# Input records
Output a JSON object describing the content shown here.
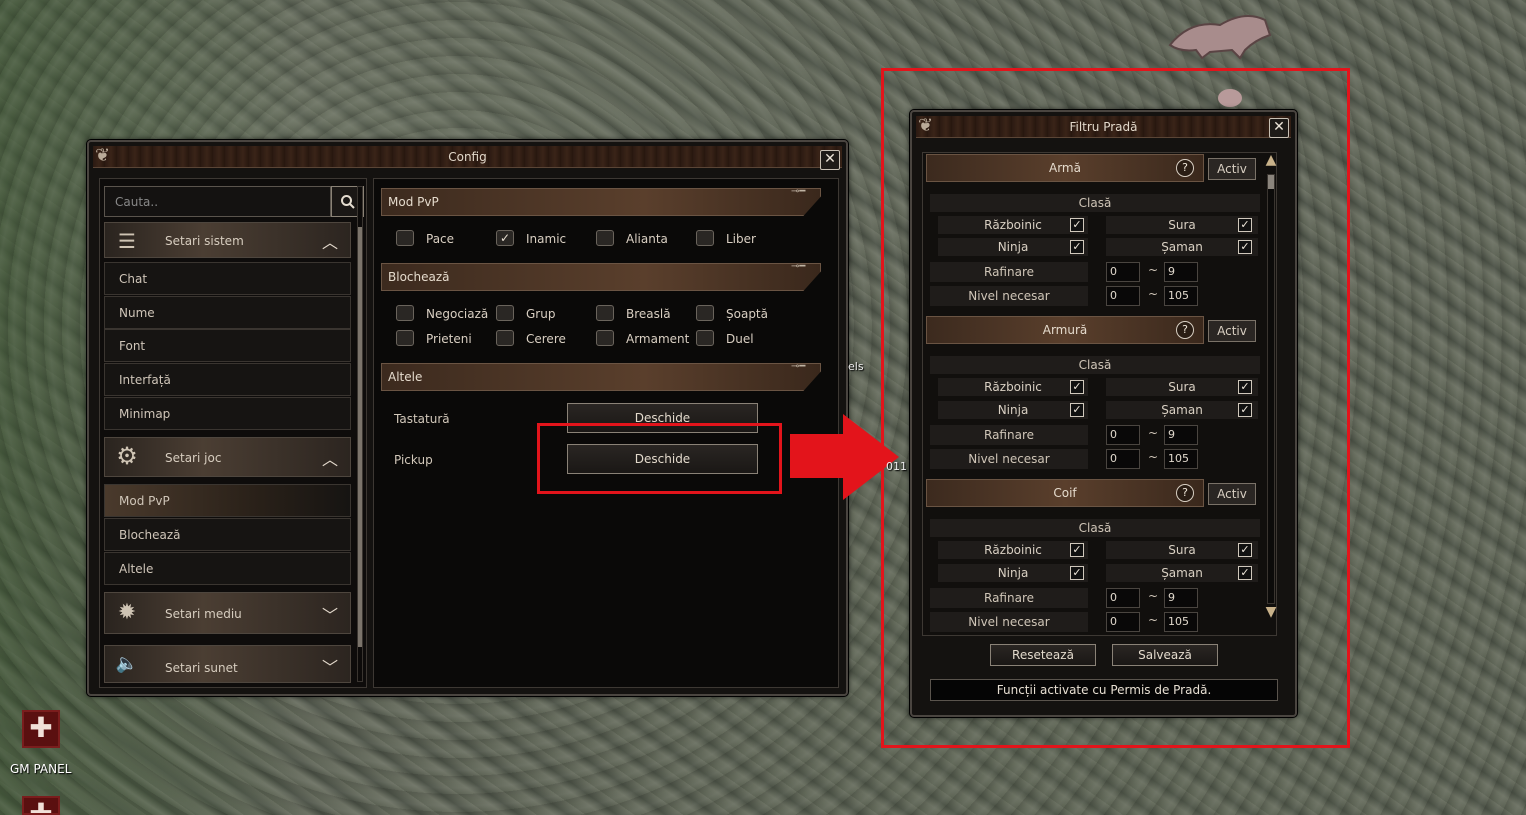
{
  "config": {
    "title": "Config",
    "search_placeholder": "Cauta..",
    "categories": [
      {
        "label": "Setari sistem",
        "icon": "list-icon",
        "expanded": true
      },
      {
        "label": "Setari joc",
        "icon": "gear-icon",
        "expanded": true
      },
      {
        "label": "Setari mediu",
        "icon": "sun-icon",
        "expanded": false
      },
      {
        "label": "Setari sunet",
        "icon": "speaker-icon",
        "expanded": false
      }
    ],
    "system_items": [
      "Chat",
      "Nume",
      "Font",
      "Interfață",
      "Minimap"
    ],
    "game_items": [
      "Mod PvP",
      "Blochează",
      "Altele"
    ],
    "sections": {
      "pvp": {
        "title": "Mod PvP",
        "options": [
          {
            "label": "Pace",
            "checked": false
          },
          {
            "label": "Inamic",
            "checked": true
          },
          {
            "label": "Alianta",
            "checked": false
          },
          {
            "label": "Liber",
            "checked": false
          }
        ]
      },
      "block": {
        "title": "Blochează",
        "options": [
          {
            "label": "Negociază",
            "checked": false
          },
          {
            "label": "Grup",
            "checked": false
          },
          {
            "label": "Breaslă",
            "checked": false
          },
          {
            "label": "Șoaptă",
            "checked": false
          },
          {
            "label": "Prieteni",
            "checked": false
          },
          {
            "label": "Cerere",
            "checked": false
          },
          {
            "label": "Armament",
            "checked": false
          },
          {
            "label": "Duel",
            "checked": false
          }
        ]
      },
      "other": {
        "title": "Altele",
        "rows": [
          {
            "label": "Tastatură",
            "button": "Deschide"
          },
          {
            "label": "Pickup",
            "button": "Deschide"
          }
        ]
      }
    }
  },
  "loot_filter": {
    "title": "Filtru Pradă",
    "class_label": "Clasă",
    "activ_label": "Activ",
    "help_symbol": "?",
    "tilde": "~",
    "items": [
      {
        "name": "Armă",
        "classes": [
          {
            "name": "Războinic",
            "checked": true
          },
          {
            "name": "Sura",
            "checked": true
          },
          {
            "name": "Ninja",
            "checked": true
          },
          {
            "name": "Șaman",
            "checked": true
          }
        ],
        "refine": {
          "label": "Rafinare",
          "min": "0",
          "max": "9"
        },
        "level": {
          "label": "Nivel necesar",
          "min": "0",
          "max": "105"
        }
      },
      {
        "name": "Armură",
        "classes": [
          {
            "name": "Războinic",
            "checked": true
          },
          {
            "name": "Sura",
            "checked": true
          },
          {
            "name": "Ninja",
            "checked": true
          },
          {
            "name": "Șaman",
            "checked": true
          }
        ],
        "refine": {
          "label": "Rafinare",
          "min": "0",
          "max": "9"
        },
        "level": {
          "label": "Nivel necesar",
          "min": "0",
          "max": "105"
        }
      },
      {
        "name": "Coif",
        "classes": [
          {
            "name": "Războinic",
            "checked": true
          },
          {
            "name": "Sura",
            "checked": true
          },
          {
            "name": "Ninja",
            "checked": true
          },
          {
            "name": "Șaman",
            "checked": true
          }
        ],
        "refine": {
          "label": "Rafinare",
          "min": "0",
          "max": "9"
        },
        "level": {
          "label": "Nivel necesar",
          "min": "0",
          "max": "105"
        }
      }
    ],
    "reset_label": "Resetează",
    "save_label": "Salvează",
    "status": "Funcții activate cu Permis de Pradă."
  },
  "hud": {
    "gm_panel_label": "GM PANEL",
    "side_text_1": "els",
    "side_text_2": "011"
  },
  "colors": {
    "highlight": "#e3141b",
    "window_bg": "#141210",
    "section_bar": "#5a3f2c"
  }
}
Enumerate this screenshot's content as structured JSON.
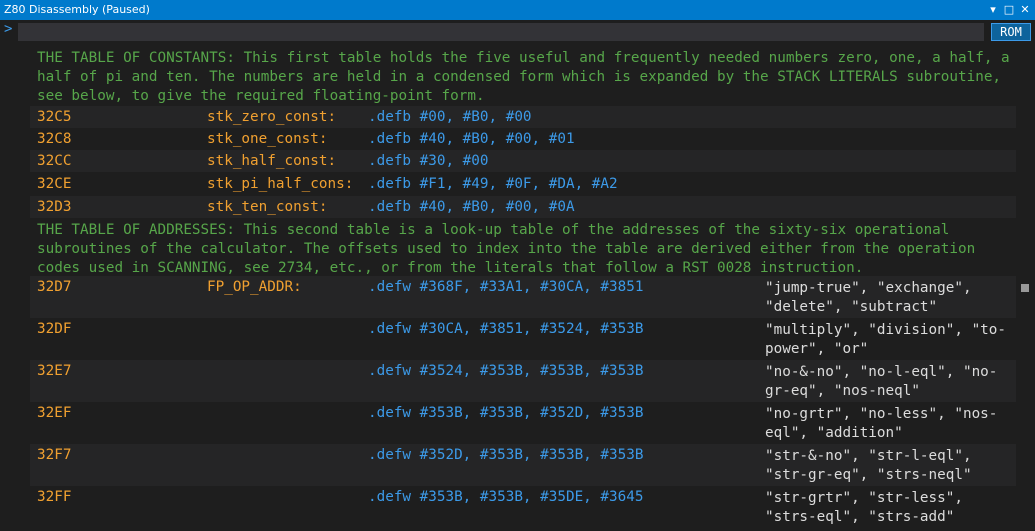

# Task goal
From start to finish, output the listing exactly, but omit its pictures.

# Written response
Output a JSON object describing the content shown here.
{
  "config": {
    "title": "Config",
    "search_placeholder": "Cauta..",
    "categories": [
      {
        "label": "Setari sistem",
        "icon": "list-icon",
        "expanded": true
      },
      {
        "label": "Setari joc",
        "icon": "gear-icon",
        "expanded": true
      },
      {
        "label": "Setari mediu",
        "icon": "sun-icon",
        "expanded": false
      },
      {
        "label": "Setari sunet",
        "icon": "speaker-icon",
        "expanded": false
      }
    ],
    "system_items": [
      "Chat",
      "Nume",
      "Font",
      "Interfață",
      "Minimap"
    ],
    "game_items": [
      "Mod PvP",
      "Blochează",
      "Altele"
    ],
    "sections": {
      "pvp": {
        "title": "Mod PvP",
        "options": [
          {
            "label": "Pace",
            "checked": false
          },
          {
            "label": "Inamic",
            "checked": true
          },
          {
            "label": "Alianta",
            "checked": false
          },
          {
            "label": "Liber",
            "checked": false
          }
        ]
      },
      "block": {
        "title": "Blochează",
        "options": [
          {
            "label": "Negociază",
            "checked": false
          },
          {
            "label": "Grup",
            "checked": false
          },
          {
            "label": "Breaslă",
            "checked": false
          },
          {
            "label": "Șoaptă",
            "checked": false
          },
          {
            "label": "Prieteni",
            "checked": false
          },
          {
            "label": "Cerere",
            "checked": false
          },
          {
            "label": "Armament",
            "checked": false
          },
          {
            "label": "Duel",
            "checked": false
          }
        ]
      },
      "other": {
        "title": "Altele",
        "rows": [
          {
            "label": "Tastatură",
            "button": "Deschide"
          },
          {
            "label": "Pickup",
            "button": "Deschide"
          }
        ]
      }
    }
  },
  "loot_filter": {
    "title": "Filtru Pradă",
    "class_label": "Clasă",
    "activ_label": "Activ",
    "help_symbol": "?",
    "tilde": "~",
    "items": [
      {
        "name": "Armă",
        "classes": [
          {
            "name": "Războinic",
            "checked": true
          },
          {
            "name": "Sura",
            "checked": true
          },
          {
            "name": "Ninja",
            "checked": true
          },
          {
            "name": "Șaman",
            "checked": true
          }
        ],
        "refine": {
          "label": "Rafinare",
          "min": "0",
          "max": "9"
        },
        "level": {
          "label": "Nivel necesar",
          "min": "0",
          "max": "105"
        }
      },
      {
        "name": "Armură",
        "classes": [
          {
            "name": "Războinic",
            "checked": true
          },
          {
            "name": "Sura",
            "checked": true
          },
          {
            "name": "Ninja",
            "checked": true
          },
          {
            "name": "Șaman",
            "checked": true
          }
        ],
        "refine": {
          "label": "Rafinare",
          "min": "0",
          "max": "9"
        },
        "level": {
          "label": "Nivel necesar",
          "min": "0",
          "max": "105"
        }
      },
      {
        "name": "Coif",
        "classes": [
          {
            "name": "Războinic",
            "checked": true
          },
          {
            "name": "Sura",
            "checked": true
          },
          {
            "name": "Ninja",
            "checked": true
          },
          {
            "name": "Șaman",
            "checked": true
          }
        ],
        "refine": {
          "label": "Rafinare",
          "min": "0",
          "max": "9"
        },
        "level": {
          "label": "Nivel necesar",
          "min": "0",
          "max": "105"
        }
      }
    ],
    "reset_label": "Resetează",
    "save_label": "Salvează",
    "status": "Funcții activate cu Permis de Pradă."
  },
  "hud": {
    "gm_panel_label": "GM PANEL",
    "side_text_1": "els",
    "side_text_2": "011"
  },
  "colors": {
    "highlight": "#e3141b",
    "window_bg": "#141210",
    "section_bar": "#5a3f2c"
  }
}
Enumerate this screenshot's content as structured JSON.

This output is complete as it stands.